>> Begin

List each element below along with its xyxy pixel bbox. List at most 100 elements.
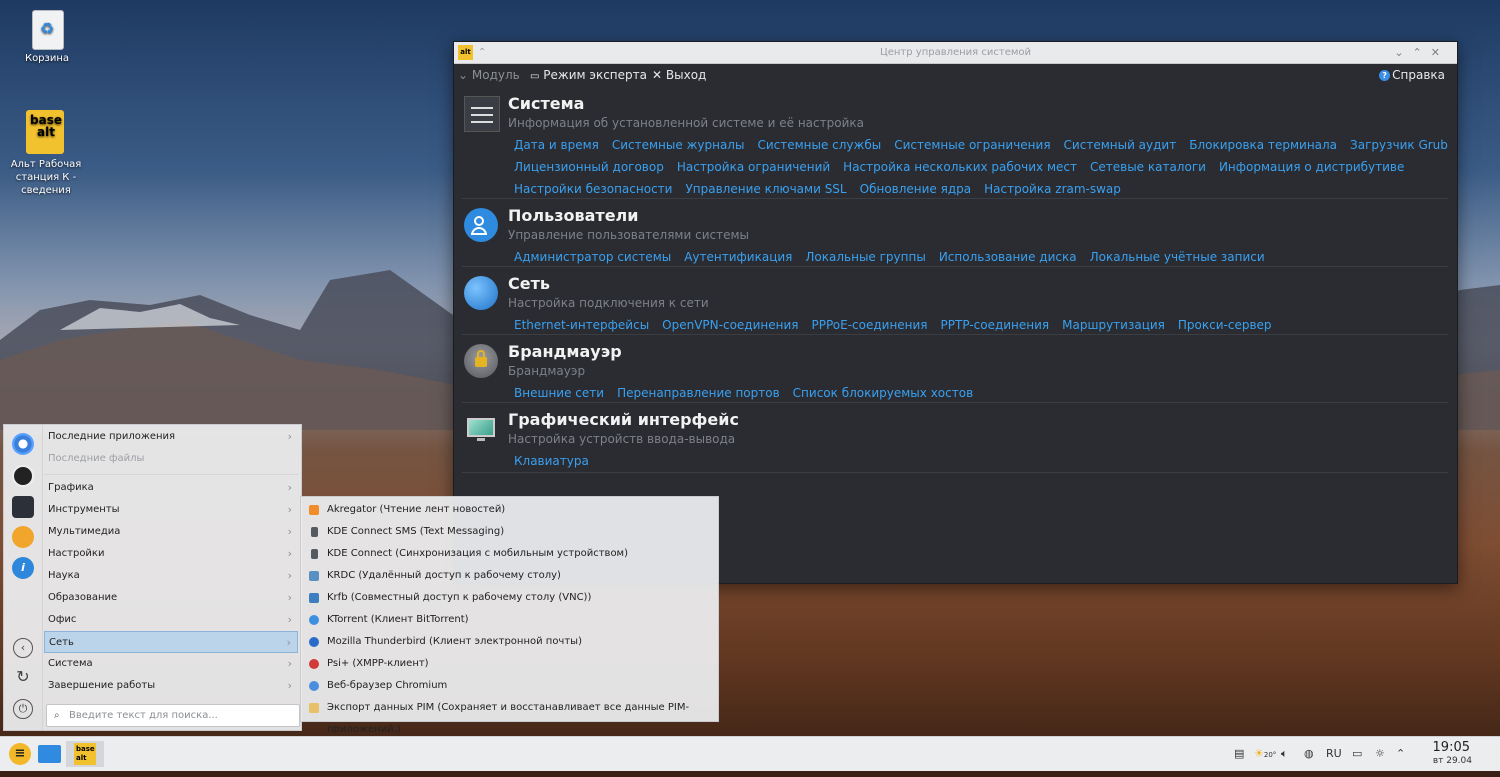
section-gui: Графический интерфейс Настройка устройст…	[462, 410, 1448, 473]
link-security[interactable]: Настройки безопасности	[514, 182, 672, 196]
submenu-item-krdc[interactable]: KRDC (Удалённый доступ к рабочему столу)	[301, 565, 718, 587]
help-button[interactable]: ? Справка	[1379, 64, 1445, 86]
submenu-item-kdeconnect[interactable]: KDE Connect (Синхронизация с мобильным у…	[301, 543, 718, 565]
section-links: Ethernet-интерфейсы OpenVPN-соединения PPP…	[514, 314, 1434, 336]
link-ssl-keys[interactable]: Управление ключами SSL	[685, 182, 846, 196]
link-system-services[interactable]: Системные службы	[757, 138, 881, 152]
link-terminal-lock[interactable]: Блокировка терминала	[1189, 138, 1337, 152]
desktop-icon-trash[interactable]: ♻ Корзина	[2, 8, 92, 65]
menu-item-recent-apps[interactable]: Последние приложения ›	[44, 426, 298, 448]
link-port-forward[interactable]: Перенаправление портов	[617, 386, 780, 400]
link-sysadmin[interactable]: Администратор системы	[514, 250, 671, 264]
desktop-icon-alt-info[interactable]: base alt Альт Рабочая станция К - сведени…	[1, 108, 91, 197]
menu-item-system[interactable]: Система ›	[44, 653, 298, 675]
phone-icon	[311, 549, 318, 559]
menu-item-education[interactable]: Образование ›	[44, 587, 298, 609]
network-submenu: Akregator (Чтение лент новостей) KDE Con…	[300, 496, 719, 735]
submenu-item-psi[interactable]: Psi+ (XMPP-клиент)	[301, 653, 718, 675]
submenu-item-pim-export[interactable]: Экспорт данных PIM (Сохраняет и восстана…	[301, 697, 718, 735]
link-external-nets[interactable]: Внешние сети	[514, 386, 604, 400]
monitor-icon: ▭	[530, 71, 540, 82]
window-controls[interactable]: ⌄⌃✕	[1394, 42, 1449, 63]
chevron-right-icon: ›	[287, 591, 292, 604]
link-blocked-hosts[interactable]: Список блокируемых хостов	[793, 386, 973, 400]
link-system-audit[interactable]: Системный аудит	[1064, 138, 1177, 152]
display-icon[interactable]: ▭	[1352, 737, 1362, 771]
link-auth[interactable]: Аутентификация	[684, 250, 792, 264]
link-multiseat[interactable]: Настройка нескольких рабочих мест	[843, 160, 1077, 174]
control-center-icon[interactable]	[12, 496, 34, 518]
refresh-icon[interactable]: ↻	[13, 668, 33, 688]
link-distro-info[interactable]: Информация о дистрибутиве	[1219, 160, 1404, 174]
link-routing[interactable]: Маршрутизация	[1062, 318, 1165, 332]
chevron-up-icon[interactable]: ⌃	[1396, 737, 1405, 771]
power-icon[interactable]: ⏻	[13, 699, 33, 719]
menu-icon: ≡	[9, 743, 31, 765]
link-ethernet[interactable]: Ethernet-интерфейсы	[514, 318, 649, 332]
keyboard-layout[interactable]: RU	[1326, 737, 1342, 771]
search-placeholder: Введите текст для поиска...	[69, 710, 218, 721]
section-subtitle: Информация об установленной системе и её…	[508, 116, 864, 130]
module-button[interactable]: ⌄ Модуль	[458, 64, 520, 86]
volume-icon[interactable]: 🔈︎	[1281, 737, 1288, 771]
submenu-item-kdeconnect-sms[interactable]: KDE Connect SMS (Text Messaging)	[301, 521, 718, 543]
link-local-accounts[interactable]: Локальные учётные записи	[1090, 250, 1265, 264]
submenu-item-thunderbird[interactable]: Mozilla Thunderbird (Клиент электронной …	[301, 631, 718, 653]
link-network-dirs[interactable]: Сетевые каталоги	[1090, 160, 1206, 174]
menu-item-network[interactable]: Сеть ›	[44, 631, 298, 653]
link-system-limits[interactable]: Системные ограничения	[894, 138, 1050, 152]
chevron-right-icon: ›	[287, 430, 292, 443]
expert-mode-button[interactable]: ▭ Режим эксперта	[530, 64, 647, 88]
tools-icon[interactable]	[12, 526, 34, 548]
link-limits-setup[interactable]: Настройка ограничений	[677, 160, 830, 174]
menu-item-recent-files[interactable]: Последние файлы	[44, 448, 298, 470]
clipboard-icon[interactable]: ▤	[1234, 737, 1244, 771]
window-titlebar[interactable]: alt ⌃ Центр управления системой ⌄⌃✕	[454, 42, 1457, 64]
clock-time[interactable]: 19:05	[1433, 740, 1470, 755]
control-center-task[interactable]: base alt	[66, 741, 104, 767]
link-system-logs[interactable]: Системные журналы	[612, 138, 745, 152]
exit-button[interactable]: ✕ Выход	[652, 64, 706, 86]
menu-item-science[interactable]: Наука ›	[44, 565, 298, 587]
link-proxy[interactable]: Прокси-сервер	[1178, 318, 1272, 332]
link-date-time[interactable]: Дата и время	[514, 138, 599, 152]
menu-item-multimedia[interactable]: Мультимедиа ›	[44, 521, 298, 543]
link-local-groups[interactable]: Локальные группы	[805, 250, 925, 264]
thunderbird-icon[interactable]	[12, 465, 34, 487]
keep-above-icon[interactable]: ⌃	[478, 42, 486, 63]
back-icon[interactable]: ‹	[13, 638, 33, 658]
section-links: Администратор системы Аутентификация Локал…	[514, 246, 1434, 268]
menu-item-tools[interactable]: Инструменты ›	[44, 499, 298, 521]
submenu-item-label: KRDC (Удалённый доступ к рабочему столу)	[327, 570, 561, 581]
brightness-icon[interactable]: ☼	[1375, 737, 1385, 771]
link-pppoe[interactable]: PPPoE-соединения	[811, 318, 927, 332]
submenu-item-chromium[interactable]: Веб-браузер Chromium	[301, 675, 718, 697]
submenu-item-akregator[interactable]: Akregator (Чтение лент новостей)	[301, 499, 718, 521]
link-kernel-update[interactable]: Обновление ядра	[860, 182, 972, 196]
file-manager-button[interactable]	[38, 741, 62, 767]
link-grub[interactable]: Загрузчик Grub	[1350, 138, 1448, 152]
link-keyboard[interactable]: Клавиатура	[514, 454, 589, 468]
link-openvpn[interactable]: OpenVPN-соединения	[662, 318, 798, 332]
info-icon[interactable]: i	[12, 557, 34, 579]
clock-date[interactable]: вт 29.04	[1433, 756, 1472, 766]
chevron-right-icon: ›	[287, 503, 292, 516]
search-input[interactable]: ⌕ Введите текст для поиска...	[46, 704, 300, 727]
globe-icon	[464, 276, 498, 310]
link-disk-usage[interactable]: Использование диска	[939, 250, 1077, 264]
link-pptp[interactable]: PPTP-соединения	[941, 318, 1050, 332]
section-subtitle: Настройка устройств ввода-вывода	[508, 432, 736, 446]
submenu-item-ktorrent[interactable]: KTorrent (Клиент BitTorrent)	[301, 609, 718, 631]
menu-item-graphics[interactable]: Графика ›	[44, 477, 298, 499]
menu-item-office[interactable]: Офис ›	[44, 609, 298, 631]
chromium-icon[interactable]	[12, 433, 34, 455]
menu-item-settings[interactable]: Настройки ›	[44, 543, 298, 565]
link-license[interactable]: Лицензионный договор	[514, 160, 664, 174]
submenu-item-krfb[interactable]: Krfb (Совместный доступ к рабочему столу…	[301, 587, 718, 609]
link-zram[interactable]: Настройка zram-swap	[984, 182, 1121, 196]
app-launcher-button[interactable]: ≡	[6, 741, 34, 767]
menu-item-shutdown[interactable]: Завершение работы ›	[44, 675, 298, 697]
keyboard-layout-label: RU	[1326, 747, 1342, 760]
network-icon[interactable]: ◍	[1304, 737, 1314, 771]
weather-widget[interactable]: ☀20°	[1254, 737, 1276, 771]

>> End

Challenge. Reproduce all of the material above verbatim, without the picture.

Written answer.
List each element below along with its xyxy pixel bbox. List at most 100 elements.
section-gui: Графический интерфейс Настройка устройст…	[462, 410, 1448, 473]
link-security[interactable]: Настройки безопасности	[514, 182, 672, 196]
submenu-item-krdc[interactable]: KRDC (Удалённый доступ к рабочему столу)	[301, 565, 718, 587]
help-button[interactable]: ? Справка	[1379, 64, 1445, 86]
submenu-item-kdeconnect[interactable]: KDE Connect (Синхронизация с мобильным у…	[301, 543, 718, 565]
section-links: Ethernet-интерфейсы OpenVPN-соединения PPP…	[514, 314, 1434, 336]
link-ssl-keys[interactable]: Управление ключами SSL	[685, 182, 846, 196]
link-system-services[interactable]: Системные службы	[757, 138, 881, 152]
link-terminal-lock[interactable]: Блокировка терминала	[1189, 138, 1337, 152]
desktop-icon-trash[interactable]: ♻ Корзина	[2, 8, 92, 65]
menu-item-recent-apps[interactable]: Последние приложения ›	[44, 426, 298, 448]
link-port-forward[interactable]: Перенаправление портов	[617, 386, 780, 400]
link-sysadmin[interactable]: Администратор системы	[514, 250, 671, 264]
desktop-icon-alt-info[interactable]: base alt Альт Рабочая станция К - сведени…	[1, 108, 91, 197]
menu-item-system[interactable]: Система ›	[44, 653, 298, 675]
phone-icon	[311, 549, 318, 559]
menu-item-education[interactable]: Образование ›	[44, 587, 298, 609]
network-submenu: Akregator (Чтение лент новостей) KDE Con…	[300, 496, 719, 735]
submenu-item-psi[interactable]: Psi+ (XMPP-клиент)	[301, 653, 718, 675]
submenu-item-pim-export[interactable]: Экспорт данных PIM (Сохраняет и восстана…	[301, 697, 718, 735]
link-external-nets[interactable]: Внешние сети	[514, 386, 604, 400]
monitor-icon: ▭	[530, 71, 540, 82]
window-controls[interactable]: ⌄⌃✕	[1394, 42, 1449, 63]
chevron-right-icon: ›	[287, 591, 292, 604]
link-blocked-hosts[interactable]: Список блокируемых хостов	[793, 386, 973, 400]
link-system-audit[interactable]: Системный аудит	[1064, 138, 1177, 152]
display-icon[interactable]: ▭	[1352, 737, 1362, 771]
link-auth[interactable]: Аутентификация	[684, 250, 792, 264]
link-multiseat[interactable]: Настройка нескольких рабочих мест	[843, 160, 1077, 174]
control-center-icon[interactable]	[12, 496, 34, 518]
refresh-icon[interactable]: ↻	[13, 668, 33, 688]
link-distro-info[interactable]: Информация о дистрибутиве	[1219, 160, 1404, 174]
link-routing[interactable]: Маршрутизация	[1062, 318, 1165, 332]
chevron-up-icon[interactable]: ⌃	[1396, 737, 1405, 771]
power-icon[interactable]: ⏻	[13, 699, 33, 719]
menu-icon: ≡	[9, 743, 31, 765]
link-ethernet[interactable]: Ethernet-интерфейсы	[514, 318, 649, 332]
keyboard-layout[interactable]: RU	[1326, 737, 1342, 771]
search-placeholder: Введите текст для поиска...	[69, 710, 218, 721]
section-subtitle: Информация об установленной системе и её…	[508, 116, 864, 130]
module-button[interactable]: ⌄ Модуль	[458, 64, 520, 86]
volume-icon[interactable]: 🔈︎	[1281, 737, 1288, 771]
submenu-item-kdeconnect-sms[interactable]: KDE Connect SMS (Text Messaging)	[301, 521, 718, 543]
link-local-accounts[interactable]: Локальные учётные записи	[1090, 250, 1265, 264]
submenu-item-thunderbird[interactable]: Mozilla Thunderbird (Клиент электронной …	[301, 631, 718, 653]
link-network-dirs[interactable]: Сетевые каталоги	[1090, 160, 1206, 174]
menu-item-network[interactable]: Сеть ›	[44, 631, 298, 653]
link-system-limits[interactable]: Системные ограничения	[894, 138, 1050, 152]
chevron-right-icon: ›	[287, 430, 292, 443]
expert-mode-button[interactable]: ▭ Режим эксперта	[530, 64, 647, 88]
tools-icon[interactable]	[12, 526, 34, 548]
link-limits-setup[interactable]: Настройка ограничений	[677, 160, 830, 174]
menu-item-recent-files[interactable]: Последние файлы	[44, 448, 298, 470]
clipboard-icon[interactable]: ▤	[1234, 737, 1244, 771]
window-titlebar[interactable]: alt ⌃ Центр управления системой ⌄⌃✕	[454, 42, 1457, 64]
clock-time[interactable]: 19:05	[1433, 740, 1470, 755]
control-center-task[interactable]: base alt	[66, 741, 104, 767]
link-system-logs[interactable]: Системные журналы	[612, 138, 745, 152]
exit-button[interactable]: ✕ Выход	[652, 64, 706, 86]
menu-item-science[interactable]: Наука ›	[44, 565, 298, 587]
link-proxy[interactable]: Прокси-сервер	[1178, 318, 1272, 332]
link-date-time[interactable]: Дата и время	[514, 138, 599, 152]
menu-item-multimedia[interactable]: Мультимедиа ›	[44, 521, 298, 543]
link-local-groups[interactable]: Локальные группы	[805, 250, 925, 264]
thunderbird-icon[interactable]	[12, 465, 34, 487]
keep-above-icon[interactable]: ⌃	[478, 42, 486, 63]
back-icon[interactable]: ‹	[13, 638, 33, 658]
section-links: Администратор системы Аутентификация Локал…	[514, 246, 1434, 268]
menu-item-tools[interactable]: Инструменты ›	[44, 499, 298, 521]
submenu-item-label: KRDC (Удалённый доступ к рабочему столу)	[327, 570, 561, 581]
brightness-icon[interactable]: ☼	[1375, 737, 1385, 771]
link-pppoe[interactable]: PPPoE-соединения	[811, 318, 927, 332]
submenu-item-chromium[interactable]: Веб-браузер Chromium	[301, 675, 718, 697]
submenu-item-akregator[interactable]: Akregator (Чтение лент новостей)	[301, 499, 718, 521]
link-kernel-update[interactable]: Обновление ядра	[860, 182, 972, 196]
file-manager-button[interactable]	[38, 741, 62, 767]
link-grub[interactable]: Загрузчик Grub	[1350, 138, 1448, 152]
link-keyboard[interactable]: Клавиатура	[514, 454, 589, 468]
link-openvpn[interactable]: OpenVPN-соединения	[662, 318, 798, 332]
info-icon[interactable]: i	[12, 557, 34, 579]
clock-date[interactable]: вт 29.04	[1433, 756, 1472, 766]
chevron-right-icon: ›	[287, 503, 292, 516]
search-input[interactable]: ⌕ Введите текст для поиска...	[46, 704, 300, 727]
globe-icon	[464, 276, 498, 310]
link-disk-usage[interactable]: Использование диска	[939, 250, 1077, 264]
link-pptp[interactable]: PPTP-соединения	[941, 318, 1050, 332]
section-subtitle: Настройка устройств ввода-вывода	[508, 432, 736, 446]
submenu-item-ktorrent[interactable]: KTorrent (Клиент BitTorrent)	[301, 609, 718, 631]
menu-item-graphics[interactable]: Графика ›	[44, 477, 298, 499]
menu-item-office[interactable]: Офис ›	[44, 609, 298, 631]
chromium-icon[interactable]	[12, 433, 34, 455]
menu-item-settings[interactable]: Настройки ›	[44, 543, 298, 565]
link-license[interactable]: Лицензионный договор	[514, 160, 664, 174]
submenu-item-krfb[interactable]: Krfb (Совместный доступ к рабочему столу…	[301, 587, 718, 609]
link-zram[interactable]: Настройка zram-swap	[984, 182, 1121, 196]
app-launcher-button[interactable]: ≡	[6, 741, 34, 767]
menu-item-shutdown[interactable]: Завершение работы ›	[44, 675, 298, 697]
keyboard-layout-label: RU	[1326, 747, 1342, 760]
network-icon[interactable]: ◍	[1304, 737, 1314, 771]
weather-widget[interactable]: ☀20°	[1254, 737, 1276, 771]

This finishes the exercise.